▶ **REQUEST**
In the entries below, count every line with the word "stands". Return only the count.
** start DATASET RECORDS **
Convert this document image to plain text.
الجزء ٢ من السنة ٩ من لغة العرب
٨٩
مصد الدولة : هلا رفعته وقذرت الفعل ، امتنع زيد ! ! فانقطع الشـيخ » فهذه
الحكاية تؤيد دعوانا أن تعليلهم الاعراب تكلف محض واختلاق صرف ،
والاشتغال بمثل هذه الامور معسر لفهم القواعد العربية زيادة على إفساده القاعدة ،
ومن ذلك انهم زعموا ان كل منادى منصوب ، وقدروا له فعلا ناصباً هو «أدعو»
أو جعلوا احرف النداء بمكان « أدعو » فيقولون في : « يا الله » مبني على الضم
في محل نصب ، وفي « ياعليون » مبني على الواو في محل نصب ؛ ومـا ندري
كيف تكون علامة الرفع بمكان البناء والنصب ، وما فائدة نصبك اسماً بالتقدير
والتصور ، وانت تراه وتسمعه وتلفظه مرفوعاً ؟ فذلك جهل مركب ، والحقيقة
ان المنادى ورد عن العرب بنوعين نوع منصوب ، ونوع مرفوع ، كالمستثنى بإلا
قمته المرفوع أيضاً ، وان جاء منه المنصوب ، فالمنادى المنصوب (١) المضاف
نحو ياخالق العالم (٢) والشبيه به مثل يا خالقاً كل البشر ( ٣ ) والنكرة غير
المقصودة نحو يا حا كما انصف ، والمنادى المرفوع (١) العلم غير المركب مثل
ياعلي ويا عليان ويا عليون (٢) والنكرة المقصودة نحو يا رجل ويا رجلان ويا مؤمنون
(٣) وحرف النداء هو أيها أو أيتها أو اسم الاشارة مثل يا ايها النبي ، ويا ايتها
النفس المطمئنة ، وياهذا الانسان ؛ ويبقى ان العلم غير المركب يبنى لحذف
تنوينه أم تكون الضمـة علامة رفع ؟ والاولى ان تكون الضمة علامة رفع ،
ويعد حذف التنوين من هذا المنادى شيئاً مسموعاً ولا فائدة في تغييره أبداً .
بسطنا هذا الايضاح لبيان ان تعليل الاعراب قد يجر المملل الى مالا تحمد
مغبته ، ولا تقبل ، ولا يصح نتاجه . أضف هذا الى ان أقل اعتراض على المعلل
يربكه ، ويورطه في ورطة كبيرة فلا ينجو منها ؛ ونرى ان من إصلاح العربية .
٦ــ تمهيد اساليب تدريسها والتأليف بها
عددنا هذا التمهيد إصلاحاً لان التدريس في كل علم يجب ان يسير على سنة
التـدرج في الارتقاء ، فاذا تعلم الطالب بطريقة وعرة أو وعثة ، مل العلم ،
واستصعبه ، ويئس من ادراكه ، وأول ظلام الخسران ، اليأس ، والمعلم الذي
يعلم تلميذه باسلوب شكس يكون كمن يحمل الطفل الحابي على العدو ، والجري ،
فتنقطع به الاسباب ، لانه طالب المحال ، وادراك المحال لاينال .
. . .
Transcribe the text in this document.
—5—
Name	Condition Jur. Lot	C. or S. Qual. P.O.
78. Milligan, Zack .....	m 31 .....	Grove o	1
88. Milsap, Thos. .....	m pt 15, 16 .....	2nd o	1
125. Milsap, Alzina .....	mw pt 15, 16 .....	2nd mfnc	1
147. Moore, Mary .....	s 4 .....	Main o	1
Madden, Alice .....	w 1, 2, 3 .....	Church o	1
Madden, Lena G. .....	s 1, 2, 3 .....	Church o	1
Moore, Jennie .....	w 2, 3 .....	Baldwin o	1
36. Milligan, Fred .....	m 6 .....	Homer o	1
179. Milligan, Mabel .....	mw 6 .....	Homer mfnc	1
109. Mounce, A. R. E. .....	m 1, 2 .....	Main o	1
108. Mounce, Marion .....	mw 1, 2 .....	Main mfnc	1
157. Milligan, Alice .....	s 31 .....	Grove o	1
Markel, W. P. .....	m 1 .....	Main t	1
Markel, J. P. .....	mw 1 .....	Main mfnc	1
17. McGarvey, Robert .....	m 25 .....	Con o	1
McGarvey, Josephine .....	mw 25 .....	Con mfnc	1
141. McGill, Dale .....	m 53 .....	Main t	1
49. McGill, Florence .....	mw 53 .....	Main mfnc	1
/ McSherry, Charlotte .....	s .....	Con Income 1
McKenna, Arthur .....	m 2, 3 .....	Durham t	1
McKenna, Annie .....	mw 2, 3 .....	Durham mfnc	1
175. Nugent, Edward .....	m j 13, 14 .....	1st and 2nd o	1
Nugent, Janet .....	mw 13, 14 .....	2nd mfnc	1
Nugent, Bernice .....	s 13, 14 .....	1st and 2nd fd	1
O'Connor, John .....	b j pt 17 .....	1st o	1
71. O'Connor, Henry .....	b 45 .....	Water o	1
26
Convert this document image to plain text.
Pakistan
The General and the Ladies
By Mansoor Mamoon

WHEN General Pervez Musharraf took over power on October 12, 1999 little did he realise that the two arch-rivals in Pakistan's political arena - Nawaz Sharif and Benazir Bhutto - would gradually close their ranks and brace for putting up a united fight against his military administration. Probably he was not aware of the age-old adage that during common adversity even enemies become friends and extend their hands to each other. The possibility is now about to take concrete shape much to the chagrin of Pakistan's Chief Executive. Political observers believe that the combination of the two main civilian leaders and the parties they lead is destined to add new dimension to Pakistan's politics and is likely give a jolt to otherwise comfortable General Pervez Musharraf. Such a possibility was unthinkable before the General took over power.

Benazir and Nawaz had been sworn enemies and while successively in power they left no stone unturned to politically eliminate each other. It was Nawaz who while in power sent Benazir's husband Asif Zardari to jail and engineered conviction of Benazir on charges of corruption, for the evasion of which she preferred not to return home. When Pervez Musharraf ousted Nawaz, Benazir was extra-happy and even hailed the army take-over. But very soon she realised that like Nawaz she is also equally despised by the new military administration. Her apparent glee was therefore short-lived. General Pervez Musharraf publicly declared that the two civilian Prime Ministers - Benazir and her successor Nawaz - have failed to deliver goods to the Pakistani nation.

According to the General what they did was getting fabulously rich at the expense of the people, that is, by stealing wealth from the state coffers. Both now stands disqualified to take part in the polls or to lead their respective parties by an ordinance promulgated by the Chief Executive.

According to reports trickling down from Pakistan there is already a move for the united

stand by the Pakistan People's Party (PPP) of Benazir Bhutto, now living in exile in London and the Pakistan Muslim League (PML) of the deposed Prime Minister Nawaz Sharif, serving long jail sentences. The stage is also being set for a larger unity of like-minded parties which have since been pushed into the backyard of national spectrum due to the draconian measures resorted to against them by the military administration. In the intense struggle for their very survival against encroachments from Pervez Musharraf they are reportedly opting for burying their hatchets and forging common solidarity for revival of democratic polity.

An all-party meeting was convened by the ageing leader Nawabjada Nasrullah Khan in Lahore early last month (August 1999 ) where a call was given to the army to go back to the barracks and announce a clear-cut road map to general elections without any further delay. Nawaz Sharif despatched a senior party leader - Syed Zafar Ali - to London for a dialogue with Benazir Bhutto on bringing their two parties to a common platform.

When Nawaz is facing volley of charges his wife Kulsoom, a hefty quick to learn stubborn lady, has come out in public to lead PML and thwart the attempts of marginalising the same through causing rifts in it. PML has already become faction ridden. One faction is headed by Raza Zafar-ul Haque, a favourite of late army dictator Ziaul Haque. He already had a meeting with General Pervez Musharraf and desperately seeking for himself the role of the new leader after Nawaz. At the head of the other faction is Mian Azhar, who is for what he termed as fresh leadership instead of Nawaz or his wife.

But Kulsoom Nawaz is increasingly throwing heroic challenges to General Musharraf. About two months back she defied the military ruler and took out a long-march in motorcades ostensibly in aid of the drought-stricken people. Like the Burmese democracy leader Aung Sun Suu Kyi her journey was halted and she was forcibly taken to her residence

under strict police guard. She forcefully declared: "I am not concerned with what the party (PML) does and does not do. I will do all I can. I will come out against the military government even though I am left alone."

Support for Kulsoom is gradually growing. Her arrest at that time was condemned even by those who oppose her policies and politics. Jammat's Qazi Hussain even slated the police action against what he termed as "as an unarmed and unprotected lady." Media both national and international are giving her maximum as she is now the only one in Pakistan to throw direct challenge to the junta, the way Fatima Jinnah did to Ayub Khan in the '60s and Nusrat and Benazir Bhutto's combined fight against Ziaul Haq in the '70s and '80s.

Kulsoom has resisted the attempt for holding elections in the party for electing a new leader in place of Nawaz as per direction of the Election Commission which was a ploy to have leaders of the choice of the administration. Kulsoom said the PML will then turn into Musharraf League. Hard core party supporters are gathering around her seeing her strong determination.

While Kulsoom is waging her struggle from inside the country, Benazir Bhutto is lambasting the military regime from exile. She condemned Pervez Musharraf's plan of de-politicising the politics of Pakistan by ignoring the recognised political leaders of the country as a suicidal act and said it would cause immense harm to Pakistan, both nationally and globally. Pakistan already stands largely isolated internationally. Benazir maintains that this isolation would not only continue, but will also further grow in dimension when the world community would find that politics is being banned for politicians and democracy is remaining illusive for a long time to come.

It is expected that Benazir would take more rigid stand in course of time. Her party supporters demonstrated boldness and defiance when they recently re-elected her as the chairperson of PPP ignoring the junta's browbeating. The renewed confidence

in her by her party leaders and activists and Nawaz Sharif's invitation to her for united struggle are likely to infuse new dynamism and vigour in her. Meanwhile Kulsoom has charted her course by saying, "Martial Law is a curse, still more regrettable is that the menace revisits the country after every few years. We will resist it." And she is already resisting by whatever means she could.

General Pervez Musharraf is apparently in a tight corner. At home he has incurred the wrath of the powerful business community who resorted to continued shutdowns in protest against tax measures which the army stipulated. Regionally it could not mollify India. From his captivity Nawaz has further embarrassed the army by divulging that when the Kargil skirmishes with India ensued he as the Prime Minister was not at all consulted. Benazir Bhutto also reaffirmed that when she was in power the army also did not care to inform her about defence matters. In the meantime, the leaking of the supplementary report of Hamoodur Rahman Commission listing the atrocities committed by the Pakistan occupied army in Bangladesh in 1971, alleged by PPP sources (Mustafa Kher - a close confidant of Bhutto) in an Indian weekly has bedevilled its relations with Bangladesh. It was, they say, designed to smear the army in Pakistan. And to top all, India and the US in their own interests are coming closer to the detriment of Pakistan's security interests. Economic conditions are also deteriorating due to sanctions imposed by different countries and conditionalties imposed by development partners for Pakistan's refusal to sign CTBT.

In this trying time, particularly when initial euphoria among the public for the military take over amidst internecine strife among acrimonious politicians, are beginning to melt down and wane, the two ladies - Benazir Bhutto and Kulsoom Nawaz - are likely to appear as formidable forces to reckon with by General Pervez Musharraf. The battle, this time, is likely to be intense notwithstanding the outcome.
** end DATASET RECORDS **
▶ **RESPONSE**
2